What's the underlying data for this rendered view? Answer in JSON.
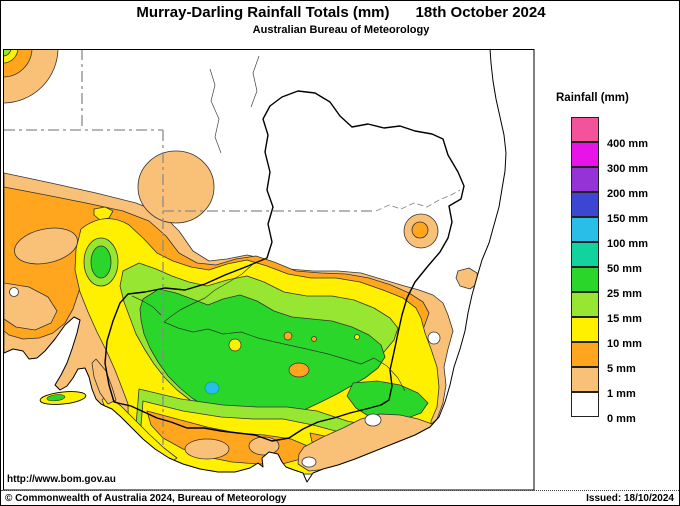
{
  "header": {
    "title": "Murray-Darling Rainfall Totals (mm)",
    "date": "18th October 2024",
    "subtitle": "Australian Bureau of Meteorology"
  },
  "legend": {
    "title": "Rainfall (mm)",
    "bands": [
      {
        "label": "400 mm",
        "color": "#F2539B"
      },
      {
        "label": "300 mm",
        "color": "#E813E8"
      },
      {
        "label": "200 mm",
        "color": "#9633D6"
      },
      {
        "label": "150 mm",
        "color": "#3C46D2"
      },
      {
        "label": "100 mm",
        "color": "#29BEE8"
      },
      {
        "label": "50 mm",
        "color": "#12D29E"
      },
      {
        "label": "25 mm",
        "color": "#2BD62B"
      },
      {
        "label": "15 mm",
        "color": "#96E632"
      },
      {
        "label": "10 mm",
        "color": "#FFF000"
      },
      {
        "label": "5 mm",
        "color": "#FFA51E"
      },
      {
        "label": "1 mm",
        "color": "#F9C178"
      },
      {
        "label": "0 mm",
        "color": "#FFFFFF"
      }
    ]
  },
  "footer": {
    "url": "http://www.bom.gov.au",
    "copyright": "© Commonwealth of Australia 2024, Bureau of Meteorology",
    "issued": "Issued: 18/10/2024"
  }
}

#####

Work instructions: Pull out each line of the records holding the string "color".

Result for this task:
        "color": "#F2539B"
        "color": "#E813E8"
        "color": "#9633D6"
        "color": "#3C46D2"
        "color": "#29BEE8"
        "color": "#12D29E"
        "color": "#2BD62B"
        "color": "#96E632"
        "color": "#FFF000"
        "color": "#FFA51E"
        "color": "#F9C178"
        "color": "#FFFFFF"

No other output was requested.